Written problem -
Leave out the pictures; transcribe all else exactly.

******

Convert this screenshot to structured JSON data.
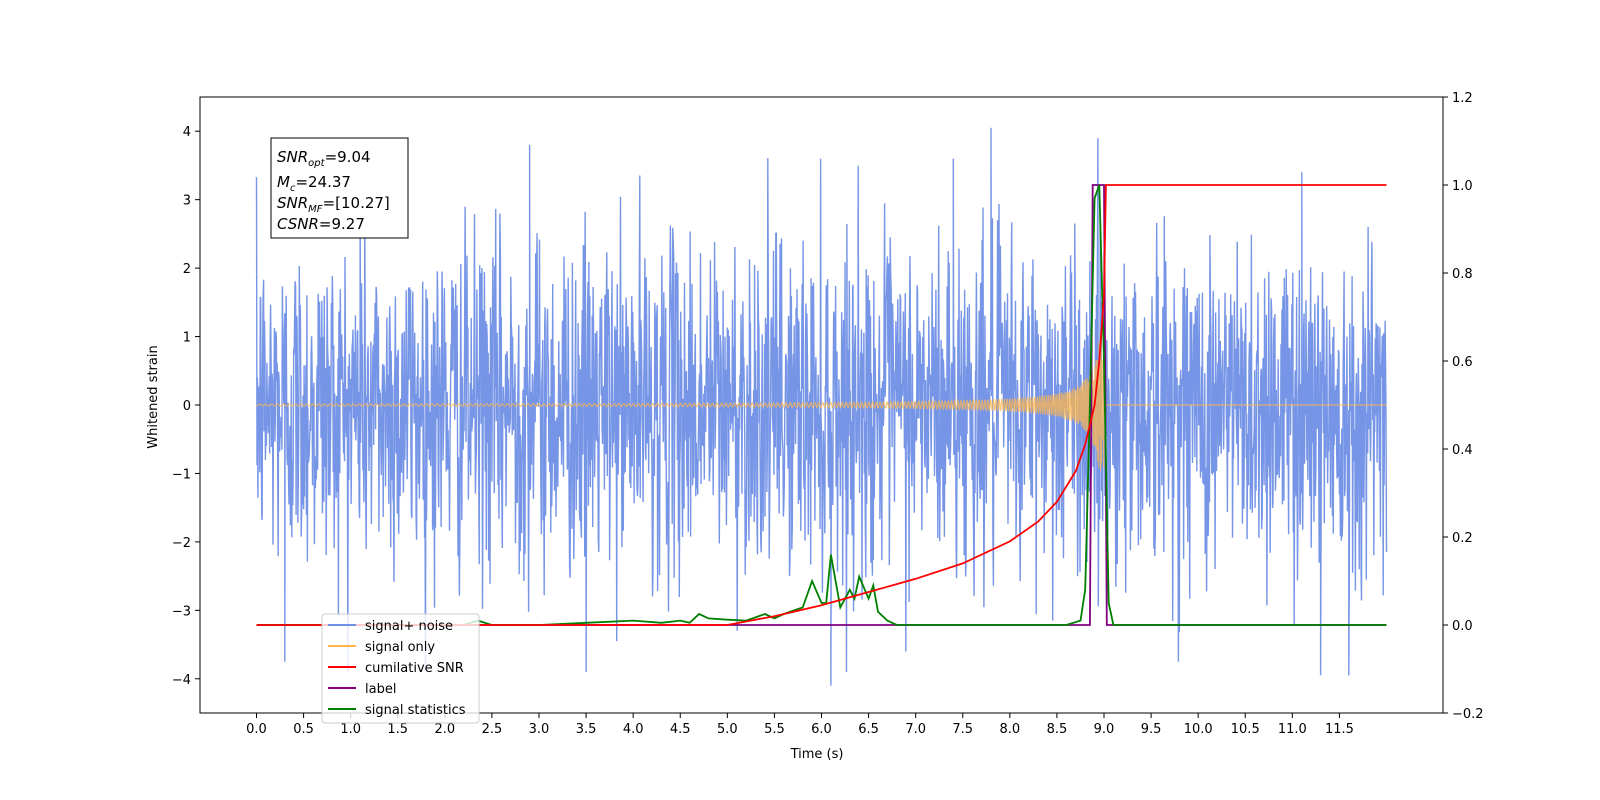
{
  "chart_data": {
    "type": "line",
    "xlabel": "Time (s)",
    "ylabel": "Whitened strain",
    "ylabel_right": "",
    "xlim": [
      -0.6,
      12.6
    ],
    "ylim": [
      -4.5,
      4.5
    ],
    "ylim_right": [
      -0.2,
      1.2
    ],
    "x_ticks": [
      "0.0",
      "0.5",
      "1.0",
      "1.5",
      "2.0",
      "2.5",
      "3.0",
      "3.5",
      "4.0",
      "4.5",
      "5.0",
      "5.5",
      "6.0",
      "6.5",
      "7.0",
      "7.5",
      "8.0",
      "8.5",
      "9.0",
      "9.5",
      "10.0",
      "10.5",
      "11.0",
      "11.5"
    ],
    "y_ticks": [
      "4",
      "3",
      "2",
      "1",
      "0",
      "−1",
      "−2",
      "−3",
      "−4"
    ],
    "y_ticks_right": [
      "1.2",
      "1.0",
      "0.8",
      "0.6",
      "0.4",
      "0.2",
      "0.0",
      "−0.2"
    ],
    "grid": false,
    "legend_position": "lower-left",
    "colors": {
      "signal_noise": "#6f8fe6",
      "signal_only": "#ffb74d",
      "cumulative_snr": "#ff0000",
      "label": "#800080",
      "signal_statistics": "#008000"
    },
    "annotation": {
      "snr_opt": {
        "sym": "SNR",
        "sub": "opt",
        "val": "=9.04"
      },
      "mc": {
        "sym": "M",
        "sub": "c",
        "val": "=24.37"
      },
      "snr_mf": {
        "sym": "SNR",
        "sub": "MF",
        "val": "=[10.27]"
      },
      "csnr": {
        "sym": "CSNR",
        "sub": "",
        "val": "=9.27"
      }
    },
    "series": [
      {
        "name": "signal+ noise",
        "axis": "left",
        "x_range": [
          0.0,
          12.0
        ],
        "amplitude_typical": 1.2,
        "peak_high": [
          [
            2.9,
            3.8
          ],
          [
            7.8,
            4.05
          ],
          [
            7.4,
            3.6
          ],
          [
            1.1,
            3.8
          ],
          [
            11.1,
            3.4
          ]
        ],
        "peak_low": [
          [
            0.3,
            -3.75
          ],
          [
            6.1,
            -4.1
          ],
          [
            3.5,
            -3.9
          ],
          [
            11.3,
            -3.95
          ],
          [
            11.6,
            -3.95
          ]
        ]
      },
      {
        "name": "signal only",
        "axis": "left",
        "x_range": [
          0.0,
          12.0
        ],
        "chirp_end": 9.0,
        "max_amplitude": 1.0
      },
      {
        "name": "cumilative SNR",
        "axis": "right",
        "x": [
          0.0,
          5.0,
          5.5,
          6.0,
          6.5,
          7.0,
          7.5,
          8.0,
          8.3,
          8.5,
          8.7,
          8.8,
          8.9,
          8.95,
          9.0,
          9.02,
          12.0
        ],
        "y": [
          0.0,
          0.0,
          0.02,
          0.045,
          0.075,
          0.105,
          0.14,
          0.19,
          0.235,
          0.28,
          0.35,
          0.41,
          0.5,
          0.6,
          0.75,
          1.0,
          1.0
        ]
      },
      {
        "name": "label",
        "axis": "right",
        "x": [
          0.0,
          8.85,
          8.88,
          9.0,
          9.03,
          12.0
        ],
        "y": [
          0.0,
          0.0,
          1.0,
          1.0,
          0.0,
          0.0
        ]
      },
      {
        "name": "signal statistics",
        "axis": "right",
        "x": [
          0.0,
          2.2,
          2.35,
          2.5,
          3.0,
          3.5,
          4.0,
          4.3,
          4.5,
          4.6,
          4.7,
          4.8,
          5.0,
          5.2,
          5.4,
          5.5,
          5.6,
          5.8,
          5.9,
          6.0,
          6.05,
          6.1,
          6.2,
          6.3,
          6.35,
          6.4,
          6.5,
          6.55,
          6.6,
          6.7,
          6.8,
          7.0,
          8.6,
          8.75,
          8.8,
          8.85,
          8.9,
          8.95,
          9.0,
          9.05,
          9.1,
          12.0
        ],
        "y": [
          0.0,
          0.0,
          0.01,
          0.0,
          0.0,
          0.005,
          0.01,
          0.005,
          0.01,
          0.005,
          0.025,
          0.015,
          0.012,
          0.01,
          0.025,
          0.015,
          0.025,
          0.04,
          0.1,
          0.05,
          0.05,
          0.16,
          0.04,
          0.08,
          0.06,
          0.11,
          0.06,
          0.09,
          0.03,
          0.01,
          0.0,
          0.0,
          0.0,
          0.01,
          0.08,
          0.5,
          0.97,
          1.0,
          0.6,
          0.05,
          0.0,
          0.0
        ]
      }
    ]
  }
}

******

Response -
Convert this screenshot to structured JSON data.
{
  "chart_data": {
    "type": "line",
    "xlabel": "Time (s)",
    "ylabel": "Whitened strain",
    "ylabel_right": "",
    "xlim": [
      -0.6,
      12.6
    ],
    "ylim": [
      -4.5,
      4.5
    ],
    "ylim_right": [
      -0.2,
      1.2
    ],
    "x_ticks": [
      "0.0",
      "0.5",
      "1.0",
      "1.5",
      "2.0",
      "2.5",
      "3.0",
      "3.5",
      "4.0",
      "4.5",
      "5.0",
      "5.5",
      "6.0",
      "6.5",
      "7.0",
      "7.5",
      "8.0",
      "8.5",
      "9.0",
      "9.5",
      "10.0",
      "10.5",
      "11.0",
      "11.5"
    ],
    "y_ticks": [
      "4",
      "3",
      "2",
      "1",
      "0",
      "−1",
      "−2",
      "−3",
      "−4"
    ],
    "y_ticks_right": [
      "1.2",
      "1.0",
      "0.8",
      "0.6",
      "0.4",
      "0.2",
      "0.0",
      "−0.2"
    ],
    "grid": false,
    "legend_position": "lower-left",
    "colors": {
      "signal_noise": "#6f8fe6",
      "signal_only": "#ffb74d",
      "cumulative_snr": "#ff0000",
      "label": "#800080",
      "signal_statistics": "#008000"
    },
    "annotation": {
      "snr_opt": {
        "sym": "SNR",
        "sub": "opt",
        "val": "=9.04"
      },
      "mc": {
        "sym": "M",
        "sub": "c",
        "val": "=24.37"
      },
      "snr_mf": {
        "sym": "SNR",
        "sub": "MF",
        "val": "=[10.27]"
      },
      "csnr": {
        "sym": "CSNR",
        "sub": "",
        "val": "=9.27"
      }
    },
    "series": [
      {
        "name": "signal+ noise",
        "axis": "left",
        "x_range": [
          0.0,
          12.0
        ],
        "amplitude_typical": 1.2,
        "peak_high": [
          [
            2.9,
            3.8
          ],
          [
            7.8,
            4.05
          ],
          [
            7.4,
            3.6
          ],
          [
            1.1,
            3.8
          ],
          [
            11.1,
            3.4
          ]
        ],
        "peak_low": [
          [
            0.3,
            -3.75
          ],
          [
            6.1,
            -4.1
          ],
          [
            3.5,
            -3.9
          ],
          [
            11.3,
            -3.95
          ],
          [
            11.6,
            -3.95
          ]
        ]
      },
      {
        "name": "signal only",
        "axis": "left",
        "x_range": [
          0.0,
          12.0
        ],
        "chirp_end": 9.0,
        "max_amplitude": 1.0
      },
      {
        "name": "cumilative SNR",
        "axis": "right",
        "x": [
          0.0,
          5.0,
          5.5,
          6.0,
          6.5,
          7.0,
          7.5,
          8.0,
          8.3,
          8.5,
          8.7,
          8.8,
          8.9,
          8.95,
          9.0,
          9.02,
          12.0
        ],
        "y": [
          0.0,
          0.0,
          0.02,
          0.045,
          0.075,
          0.105,
          0.14,
          0.19,
          0.235,
          0.28,
          0.35,
          0.41,
          0.5,
          0.6,
          0.75,
          1.0,
          1.0
        ]
      },
      {
        "name": "label",
        "axis": "right",
        "x": [
          0.0,
          8.85,
          8.88,
          9.0,
          9.03,
          12.0
        ],
        "y": [
          0.0,
          0.0,
          1.0,
          1.0,
          0.0,
          0.0
        ]
      },
      {
        "name": "signal statistics",
        "axis": "right",
        "x": [
          0.0,
          2.2,
          2.35,
          2.5,
          3.0,
          3.5,
          4.0,
          4.3,
          4.5,
          4.6,
          4.7,
          4.8,
          5.0,
          5.2,
          5.4,
          5.5,
          5.6,
          5.8,
          5.9,
          6.0,
          6.05,
          6.1,
          6.2,
          6.3,
          6.35,
          6.4,
          6.5,
          6.55,
          6.6,
          6.7,
          6.8,
          7.0,
          8.6,
          8.75,
          8.8,
          8.85,
          8.9,
          8.95,
          9.0,
          9.05,
          9.1,
          12.0
        ],
        "y": [
          0.0,
          0.0,
          0.01,
          0.0,
          0.0,
          0.005,
          0.01,
          0.005,
          0.01,
          0.005,
          0.025,
          0.015,
          0.012,
          0.01,
          0.025,
          0.015,
          0.025,
          0.04,
          0.1,
          0.05,
          0.05,
          0.16,
          0.04,
          0.08,
          0.06,
          0.11,
          0.06,
          0.09,
          0.03,
          0.01,
          0.0,
          0.0,
          0.0,
          0.01,
          0.08,
          0.5,
          0.97,
          1.0,
          0.6,
          0.05,
          0.0,
          0.0
        ]
      }
    ]
  }
}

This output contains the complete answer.